## [Short problem]
Tally the lines that hold the word "color" and reply with that figure only.

Stored data
§
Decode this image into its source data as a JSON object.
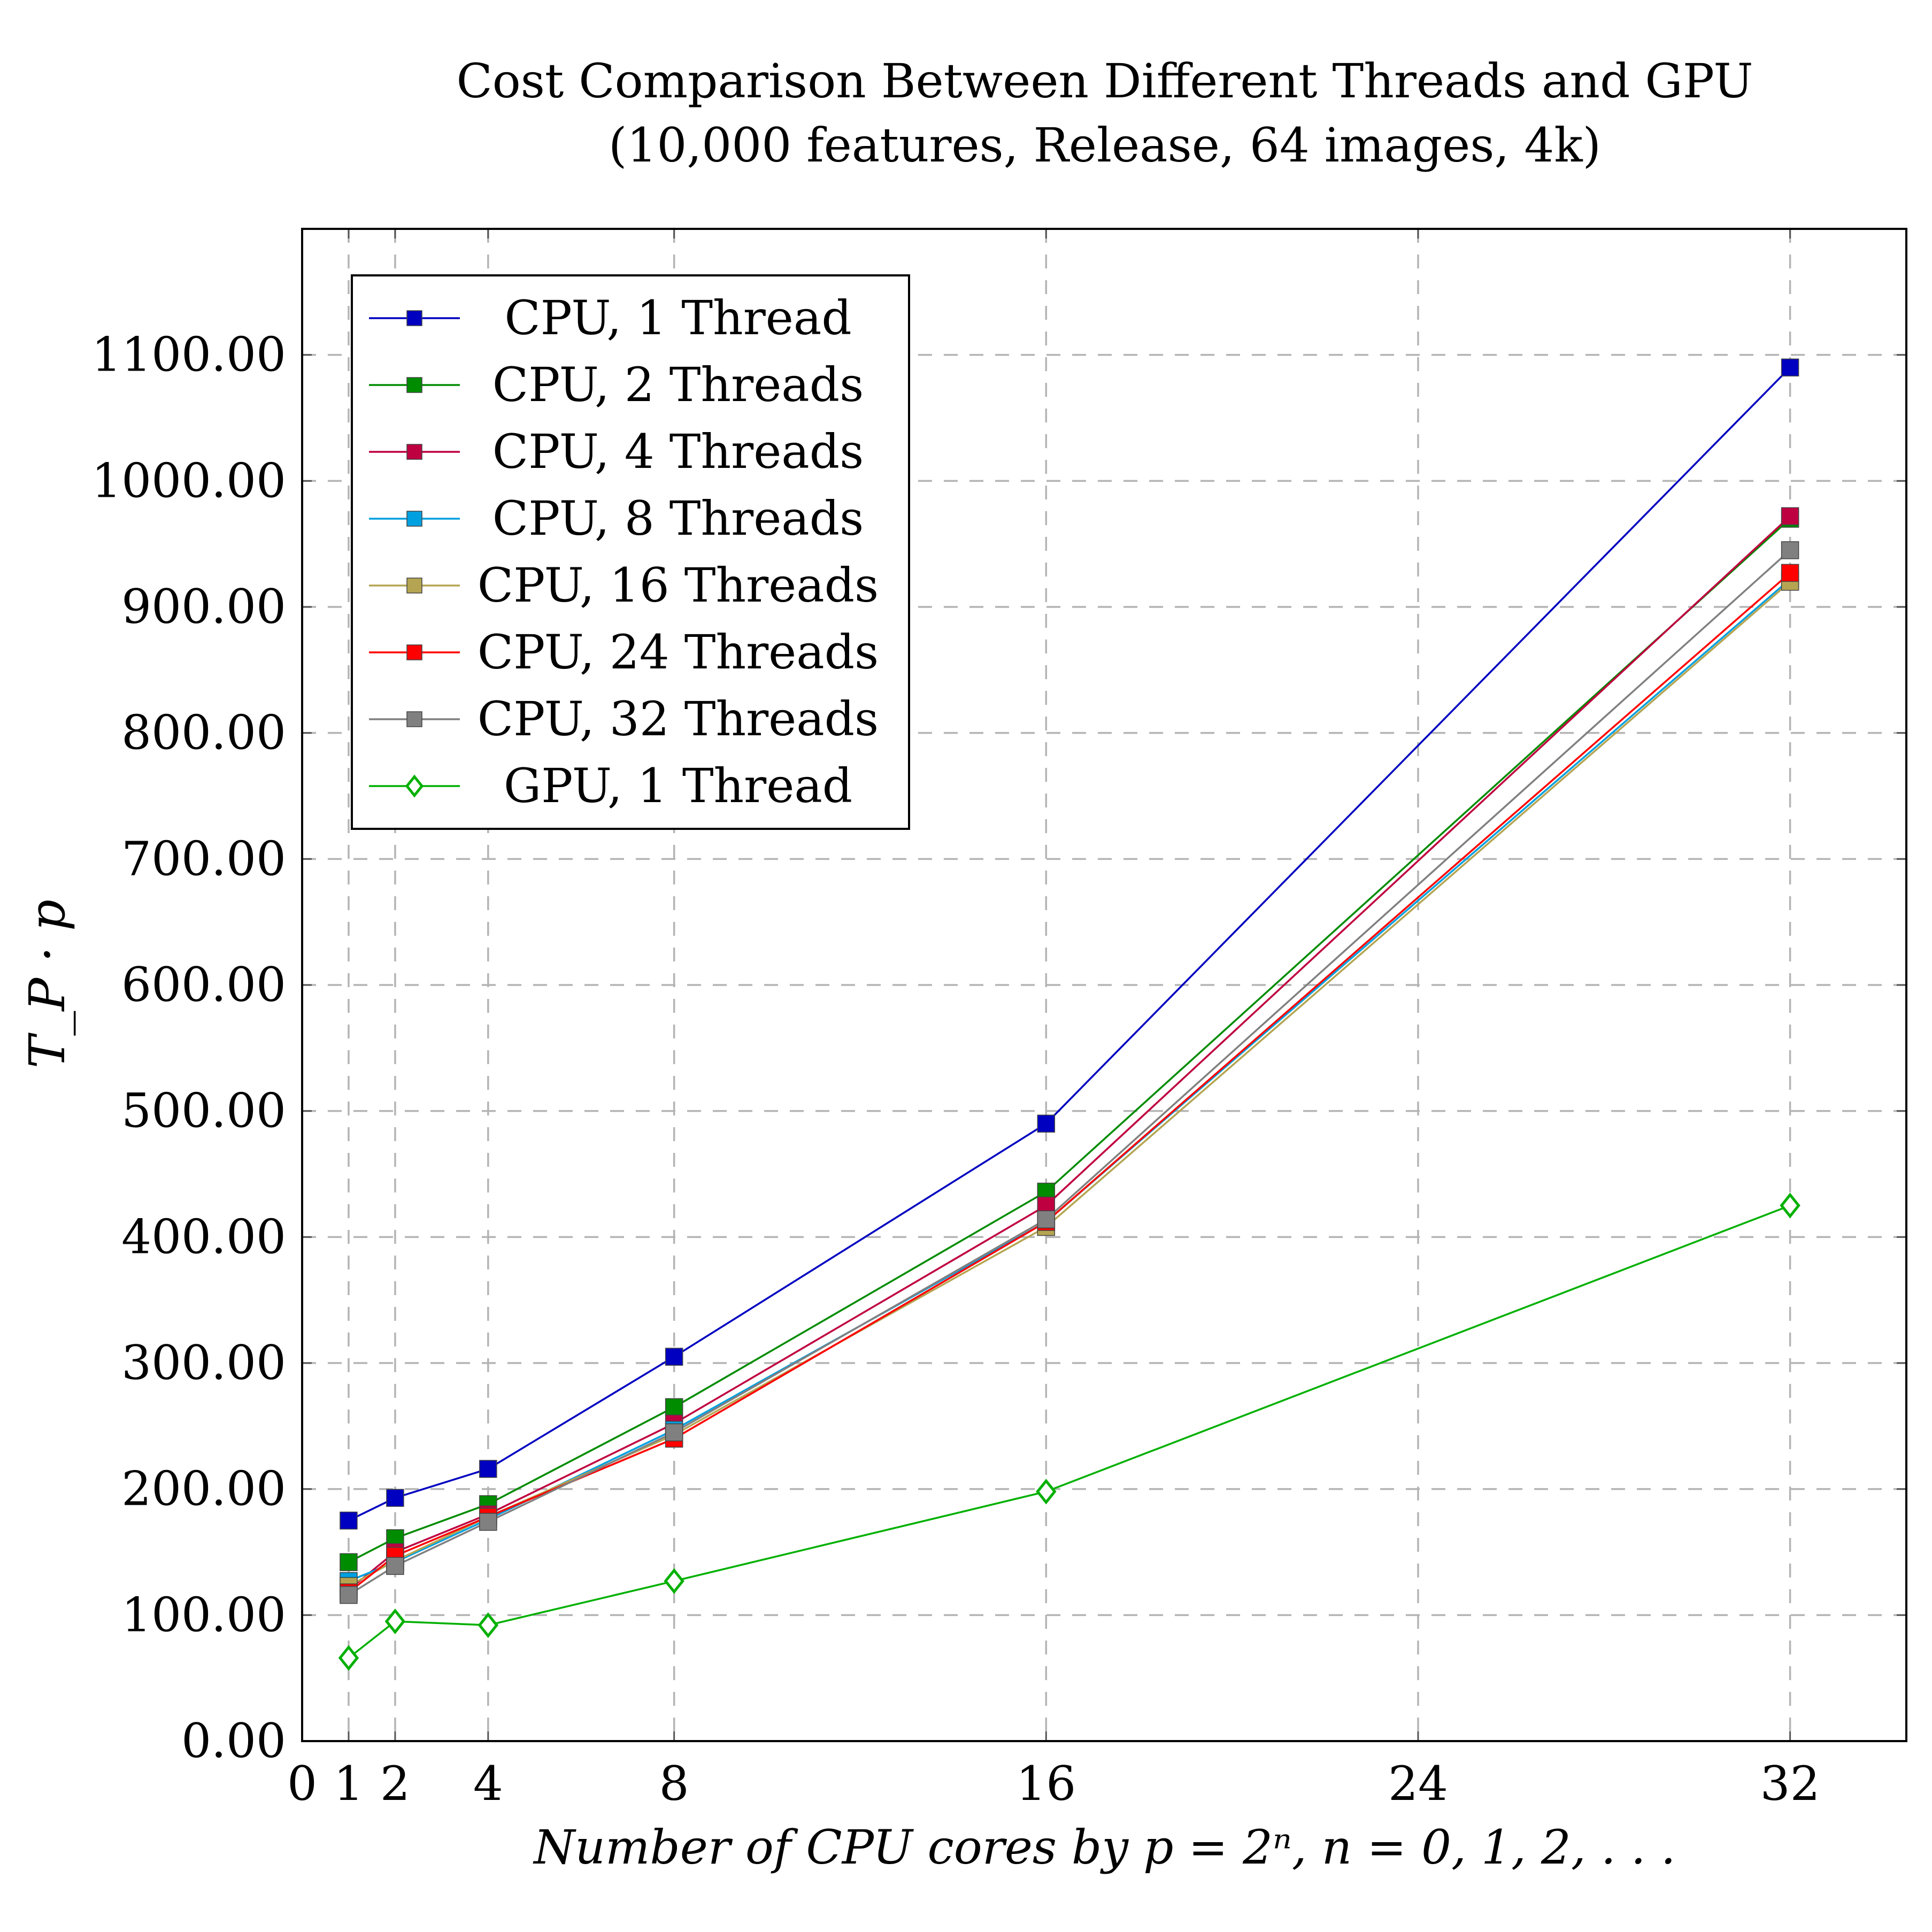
{
  "chart_data": {
    "type": "line",
    "title": "Cost Comparison Between Different Threads and GPU",
    "subtitle": "(10,000 features, Release, 64 images, 4k)",
    "xlabel": "Number of CPU cores by p = 2ⁿ, n = 0, 1, 2, . . .",
    "ylabel": "T_P · p",
    "xlim": [
      0,
      34.5
    ],
    "ylim": [
      0,
      1200
    ],
    "x_ticks": [
      0,
      1,
      2,
      4,
      8,
      16,
      24,
      32
    ],
    "y_ticks": [
      0,
      100,
      200,
      300,
      400,
      500,
      600,
      700,
      800,
      900,
      1000,
      1100
    ],
    "y_tick_labels": [
      "0.00",
      "100.00",
      "200.00",
      "300.00",
      "400.00",
      "500.00",
      "600.00",
      "700.00",
      "800.00",
      "900.00",
      "1000.00",
      "1100.00"
    ],
    "grid": true,
    "legend_position": "top-left",
    "x": [
      1,
      2,
      4,
      8,
      16,
      32
    ],
    "series": [
      {
        "name": "CPU, 1 Thread",
        "color": "#0000c0",
        "marker": "square",
        "values": [
          175,
          193,
          216,
          305,
          490,
          1090
        ]
      },
      {
        "name": "CPU, 2 Threads",
        "color": "#008c00",
        "marker": "square",
        "values": [
          142,
          161,
          188,
          265,
          436,
          970
        ]
      },
      {
        "name": "CPU, 4 Threads",
        "color": "#bf0040",
        "marker": "square",
        "values": [
          120,
          150,
          180,
          252,
          425,
          972
        ]
      },
      {
        "name": "CPU, 8 Threads",
        "color": "#00a0e0",
        "marker": "square",
        "values": [
          127,
          142,
          176,
          247,
          412,
          922
        ]
      },
      {
        "name": "CPU, 16 Threads",
        "color": "#b5a552",
        "marker": "square",
        "values": [
          123,
          143,
          178,
          243,
          408,
          920
        ]
      },
      {
        "name": "CPU, 24 Threads",
        "color": "#ff0000",
        "marker": "square",
        "values": [
          118,
          147,
          178,
          240,
          412,
          927
        ]
      },
      {
        "name": "CPU, 32 Threads",
        "color": "#808080",
        "marker": "square",
        "values": [
          116,
          139,
          174,
          245,
          414,
          945
        ]
      },
      {
        "name": "GPU, 1 Thread",
        "color": "#00b000",
        "marker": "diamond-open",
        "values": [
          66,
          95,
          92,
          127,
          198,
          425
        ]
      }
    ]
  }
}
§
## [Final result]
8